*MATERIAL FOR THIS TASK:*
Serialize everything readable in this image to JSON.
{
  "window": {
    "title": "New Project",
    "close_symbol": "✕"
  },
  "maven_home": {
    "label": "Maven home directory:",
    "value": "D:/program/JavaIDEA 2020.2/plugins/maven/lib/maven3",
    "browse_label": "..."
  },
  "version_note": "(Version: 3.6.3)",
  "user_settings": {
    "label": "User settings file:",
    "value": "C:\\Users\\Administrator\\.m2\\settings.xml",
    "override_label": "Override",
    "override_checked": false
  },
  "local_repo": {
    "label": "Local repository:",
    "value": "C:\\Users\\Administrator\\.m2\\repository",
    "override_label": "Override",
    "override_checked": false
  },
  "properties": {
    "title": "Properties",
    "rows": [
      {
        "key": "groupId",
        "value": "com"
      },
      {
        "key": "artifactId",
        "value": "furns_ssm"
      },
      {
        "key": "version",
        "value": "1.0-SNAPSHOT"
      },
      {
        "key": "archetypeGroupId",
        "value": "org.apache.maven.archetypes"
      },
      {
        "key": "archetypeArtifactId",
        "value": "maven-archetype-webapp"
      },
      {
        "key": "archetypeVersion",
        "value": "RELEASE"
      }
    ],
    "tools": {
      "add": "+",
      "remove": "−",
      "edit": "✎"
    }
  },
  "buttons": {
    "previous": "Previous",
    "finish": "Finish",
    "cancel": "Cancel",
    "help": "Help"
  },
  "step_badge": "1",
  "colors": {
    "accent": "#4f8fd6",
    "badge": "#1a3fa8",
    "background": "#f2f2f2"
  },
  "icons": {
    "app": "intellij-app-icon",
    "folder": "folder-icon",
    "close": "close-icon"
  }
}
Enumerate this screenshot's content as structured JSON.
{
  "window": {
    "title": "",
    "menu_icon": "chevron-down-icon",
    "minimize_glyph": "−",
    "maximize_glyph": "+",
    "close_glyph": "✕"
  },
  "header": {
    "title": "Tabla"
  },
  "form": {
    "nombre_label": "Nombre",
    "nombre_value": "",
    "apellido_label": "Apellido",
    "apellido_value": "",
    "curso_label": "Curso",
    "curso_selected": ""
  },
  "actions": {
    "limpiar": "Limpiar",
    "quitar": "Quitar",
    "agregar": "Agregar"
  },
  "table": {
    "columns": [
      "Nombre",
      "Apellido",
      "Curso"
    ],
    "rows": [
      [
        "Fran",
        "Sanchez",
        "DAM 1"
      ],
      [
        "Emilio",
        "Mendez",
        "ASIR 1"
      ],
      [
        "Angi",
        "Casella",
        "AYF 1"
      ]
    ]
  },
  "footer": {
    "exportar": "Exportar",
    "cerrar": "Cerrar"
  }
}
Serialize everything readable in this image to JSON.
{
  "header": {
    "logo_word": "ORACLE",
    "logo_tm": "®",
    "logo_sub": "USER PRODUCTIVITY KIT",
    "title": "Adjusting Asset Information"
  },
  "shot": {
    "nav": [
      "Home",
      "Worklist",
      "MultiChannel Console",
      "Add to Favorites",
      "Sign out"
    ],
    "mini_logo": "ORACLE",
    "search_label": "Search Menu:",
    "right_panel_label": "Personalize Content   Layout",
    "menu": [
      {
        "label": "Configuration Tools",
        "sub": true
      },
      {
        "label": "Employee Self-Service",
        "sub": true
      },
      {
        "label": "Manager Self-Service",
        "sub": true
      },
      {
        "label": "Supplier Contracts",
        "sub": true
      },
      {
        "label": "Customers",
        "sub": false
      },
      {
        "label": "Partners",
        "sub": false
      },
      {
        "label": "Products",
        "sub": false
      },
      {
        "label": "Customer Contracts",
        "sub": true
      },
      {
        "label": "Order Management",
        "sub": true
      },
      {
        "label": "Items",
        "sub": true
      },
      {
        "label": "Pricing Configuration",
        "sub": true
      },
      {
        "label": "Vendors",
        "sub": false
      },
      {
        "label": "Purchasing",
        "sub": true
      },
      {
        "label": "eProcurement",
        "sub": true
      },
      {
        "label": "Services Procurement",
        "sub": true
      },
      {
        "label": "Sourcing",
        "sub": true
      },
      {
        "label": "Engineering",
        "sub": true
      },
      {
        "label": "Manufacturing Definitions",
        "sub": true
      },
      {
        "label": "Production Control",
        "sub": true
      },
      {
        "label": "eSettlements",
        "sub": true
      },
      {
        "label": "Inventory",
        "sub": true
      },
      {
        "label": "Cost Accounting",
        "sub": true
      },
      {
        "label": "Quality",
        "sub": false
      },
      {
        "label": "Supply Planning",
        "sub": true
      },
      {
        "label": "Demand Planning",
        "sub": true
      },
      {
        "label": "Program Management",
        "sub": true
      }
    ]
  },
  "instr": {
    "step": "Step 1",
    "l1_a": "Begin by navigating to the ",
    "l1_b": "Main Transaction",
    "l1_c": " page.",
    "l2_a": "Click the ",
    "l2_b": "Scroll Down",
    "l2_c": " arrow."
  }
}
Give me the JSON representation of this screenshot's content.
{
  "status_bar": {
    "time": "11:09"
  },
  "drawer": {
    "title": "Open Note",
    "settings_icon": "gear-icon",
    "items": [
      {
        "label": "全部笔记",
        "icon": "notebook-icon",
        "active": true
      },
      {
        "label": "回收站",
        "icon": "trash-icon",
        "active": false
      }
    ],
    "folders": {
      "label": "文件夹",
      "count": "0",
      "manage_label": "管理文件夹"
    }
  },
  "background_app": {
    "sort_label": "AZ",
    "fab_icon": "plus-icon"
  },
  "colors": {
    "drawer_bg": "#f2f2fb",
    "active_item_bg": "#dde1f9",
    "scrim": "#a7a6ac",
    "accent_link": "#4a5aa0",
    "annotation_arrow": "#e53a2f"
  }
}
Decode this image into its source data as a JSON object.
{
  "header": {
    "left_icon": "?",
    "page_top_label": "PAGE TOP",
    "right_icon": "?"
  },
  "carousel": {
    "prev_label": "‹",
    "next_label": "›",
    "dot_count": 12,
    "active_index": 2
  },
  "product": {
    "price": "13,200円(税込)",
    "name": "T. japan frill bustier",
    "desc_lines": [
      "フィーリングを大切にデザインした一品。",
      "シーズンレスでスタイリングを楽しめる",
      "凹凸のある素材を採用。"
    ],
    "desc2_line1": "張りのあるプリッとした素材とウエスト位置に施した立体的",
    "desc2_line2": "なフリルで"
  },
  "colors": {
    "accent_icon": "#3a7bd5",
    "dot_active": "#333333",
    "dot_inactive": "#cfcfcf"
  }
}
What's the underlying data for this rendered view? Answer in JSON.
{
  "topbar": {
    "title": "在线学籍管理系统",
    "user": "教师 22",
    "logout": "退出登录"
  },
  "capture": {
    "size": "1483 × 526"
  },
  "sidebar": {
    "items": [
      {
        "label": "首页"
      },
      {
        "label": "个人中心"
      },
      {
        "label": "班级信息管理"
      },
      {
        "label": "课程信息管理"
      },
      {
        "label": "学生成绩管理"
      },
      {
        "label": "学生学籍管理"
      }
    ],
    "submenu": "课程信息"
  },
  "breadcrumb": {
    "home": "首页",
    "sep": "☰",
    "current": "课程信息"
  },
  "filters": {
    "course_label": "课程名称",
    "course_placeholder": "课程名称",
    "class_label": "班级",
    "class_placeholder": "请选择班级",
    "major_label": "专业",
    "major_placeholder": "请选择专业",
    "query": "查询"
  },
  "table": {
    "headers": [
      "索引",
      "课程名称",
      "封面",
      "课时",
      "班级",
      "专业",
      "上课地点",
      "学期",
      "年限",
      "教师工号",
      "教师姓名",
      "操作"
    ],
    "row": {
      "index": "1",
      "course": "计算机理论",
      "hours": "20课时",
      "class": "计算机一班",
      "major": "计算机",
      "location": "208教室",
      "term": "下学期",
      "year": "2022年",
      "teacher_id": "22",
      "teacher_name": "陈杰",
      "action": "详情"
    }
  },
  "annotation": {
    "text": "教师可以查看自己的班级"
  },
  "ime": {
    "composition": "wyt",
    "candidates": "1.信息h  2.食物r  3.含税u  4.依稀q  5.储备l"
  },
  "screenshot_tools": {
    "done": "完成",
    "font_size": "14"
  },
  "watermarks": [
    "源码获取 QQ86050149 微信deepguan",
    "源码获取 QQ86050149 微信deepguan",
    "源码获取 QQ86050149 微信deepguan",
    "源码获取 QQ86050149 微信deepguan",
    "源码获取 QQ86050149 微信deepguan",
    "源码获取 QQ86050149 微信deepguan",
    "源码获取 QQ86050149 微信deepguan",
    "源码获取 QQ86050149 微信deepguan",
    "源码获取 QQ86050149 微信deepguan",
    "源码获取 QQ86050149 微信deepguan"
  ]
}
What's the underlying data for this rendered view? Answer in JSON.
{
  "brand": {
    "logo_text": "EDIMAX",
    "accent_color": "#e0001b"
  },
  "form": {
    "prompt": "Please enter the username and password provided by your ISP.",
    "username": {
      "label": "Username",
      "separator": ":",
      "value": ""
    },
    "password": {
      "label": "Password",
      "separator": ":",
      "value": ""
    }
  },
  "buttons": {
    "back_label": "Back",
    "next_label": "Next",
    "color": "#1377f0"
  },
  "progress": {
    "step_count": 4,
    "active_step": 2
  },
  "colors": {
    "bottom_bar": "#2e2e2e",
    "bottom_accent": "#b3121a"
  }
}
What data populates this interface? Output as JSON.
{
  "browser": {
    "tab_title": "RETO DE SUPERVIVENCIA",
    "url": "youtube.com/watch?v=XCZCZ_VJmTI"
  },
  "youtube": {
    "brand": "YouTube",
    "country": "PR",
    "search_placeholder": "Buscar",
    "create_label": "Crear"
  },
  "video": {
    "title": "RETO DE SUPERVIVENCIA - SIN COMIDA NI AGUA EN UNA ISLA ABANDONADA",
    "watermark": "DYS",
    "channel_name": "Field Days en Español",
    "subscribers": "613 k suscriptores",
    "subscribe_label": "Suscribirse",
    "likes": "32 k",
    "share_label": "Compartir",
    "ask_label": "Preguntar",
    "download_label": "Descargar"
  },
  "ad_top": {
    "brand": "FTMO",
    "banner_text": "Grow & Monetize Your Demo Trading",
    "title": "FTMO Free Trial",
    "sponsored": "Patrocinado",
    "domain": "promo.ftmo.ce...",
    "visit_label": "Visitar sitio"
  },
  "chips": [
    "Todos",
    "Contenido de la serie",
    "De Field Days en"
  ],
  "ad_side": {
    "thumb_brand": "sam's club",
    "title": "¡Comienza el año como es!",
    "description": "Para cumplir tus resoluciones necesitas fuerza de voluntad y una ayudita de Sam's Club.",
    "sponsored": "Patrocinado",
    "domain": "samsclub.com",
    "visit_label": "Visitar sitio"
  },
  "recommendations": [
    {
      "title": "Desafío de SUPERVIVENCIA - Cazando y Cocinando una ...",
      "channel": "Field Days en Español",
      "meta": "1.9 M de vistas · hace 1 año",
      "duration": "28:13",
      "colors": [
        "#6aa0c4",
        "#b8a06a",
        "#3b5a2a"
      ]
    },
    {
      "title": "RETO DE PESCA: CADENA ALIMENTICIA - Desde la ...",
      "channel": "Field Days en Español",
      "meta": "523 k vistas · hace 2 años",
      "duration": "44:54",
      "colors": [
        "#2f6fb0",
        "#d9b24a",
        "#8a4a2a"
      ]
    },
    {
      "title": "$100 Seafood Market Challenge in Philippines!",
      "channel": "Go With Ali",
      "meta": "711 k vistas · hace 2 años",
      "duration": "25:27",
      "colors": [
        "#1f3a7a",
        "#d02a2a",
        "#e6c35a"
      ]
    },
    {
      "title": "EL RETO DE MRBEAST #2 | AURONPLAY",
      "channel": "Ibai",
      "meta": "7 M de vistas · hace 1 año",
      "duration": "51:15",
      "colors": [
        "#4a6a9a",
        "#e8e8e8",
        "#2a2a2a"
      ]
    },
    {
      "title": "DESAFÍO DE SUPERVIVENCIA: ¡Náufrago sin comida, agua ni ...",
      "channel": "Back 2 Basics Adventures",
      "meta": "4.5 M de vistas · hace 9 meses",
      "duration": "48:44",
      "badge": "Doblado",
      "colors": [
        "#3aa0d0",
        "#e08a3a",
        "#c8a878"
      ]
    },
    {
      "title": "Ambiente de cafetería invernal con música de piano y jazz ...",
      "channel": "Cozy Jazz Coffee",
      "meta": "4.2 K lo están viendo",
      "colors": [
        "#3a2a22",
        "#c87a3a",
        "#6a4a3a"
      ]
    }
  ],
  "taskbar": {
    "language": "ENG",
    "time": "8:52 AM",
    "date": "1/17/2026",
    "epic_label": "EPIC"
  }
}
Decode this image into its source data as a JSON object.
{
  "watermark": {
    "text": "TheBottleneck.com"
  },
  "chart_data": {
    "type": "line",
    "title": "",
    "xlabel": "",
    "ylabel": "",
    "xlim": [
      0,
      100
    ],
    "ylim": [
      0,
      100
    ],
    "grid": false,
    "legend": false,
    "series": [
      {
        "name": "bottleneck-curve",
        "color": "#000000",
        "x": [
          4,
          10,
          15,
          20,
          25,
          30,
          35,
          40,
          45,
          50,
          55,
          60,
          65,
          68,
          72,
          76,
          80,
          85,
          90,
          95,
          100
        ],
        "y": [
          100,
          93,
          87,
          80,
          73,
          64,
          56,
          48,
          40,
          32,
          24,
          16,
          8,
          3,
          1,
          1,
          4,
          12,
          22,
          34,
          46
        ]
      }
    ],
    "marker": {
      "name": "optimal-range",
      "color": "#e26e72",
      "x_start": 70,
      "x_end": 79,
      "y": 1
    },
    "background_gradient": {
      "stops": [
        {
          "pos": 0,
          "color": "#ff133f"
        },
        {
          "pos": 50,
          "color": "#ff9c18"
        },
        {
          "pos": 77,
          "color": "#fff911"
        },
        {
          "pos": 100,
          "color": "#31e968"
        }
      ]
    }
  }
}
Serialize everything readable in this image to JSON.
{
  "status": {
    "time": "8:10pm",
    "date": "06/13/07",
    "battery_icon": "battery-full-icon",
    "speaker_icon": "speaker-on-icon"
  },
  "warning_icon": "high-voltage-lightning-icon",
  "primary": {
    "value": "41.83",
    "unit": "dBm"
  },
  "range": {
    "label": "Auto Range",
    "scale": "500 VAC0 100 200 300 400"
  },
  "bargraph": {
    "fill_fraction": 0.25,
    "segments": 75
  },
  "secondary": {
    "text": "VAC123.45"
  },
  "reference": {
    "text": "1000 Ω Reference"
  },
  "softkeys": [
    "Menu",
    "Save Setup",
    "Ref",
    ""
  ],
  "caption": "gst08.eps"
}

*TASK TO COMPLETE:* Your task is to pick out every line with the string "Days" and copy it.

*ANSWER IN FULL:*
    "channel_name": "Field Days en Español",
    "De Field Days en"
      "channel": "Field Days en Español",
      "channel": "Field Days en Español",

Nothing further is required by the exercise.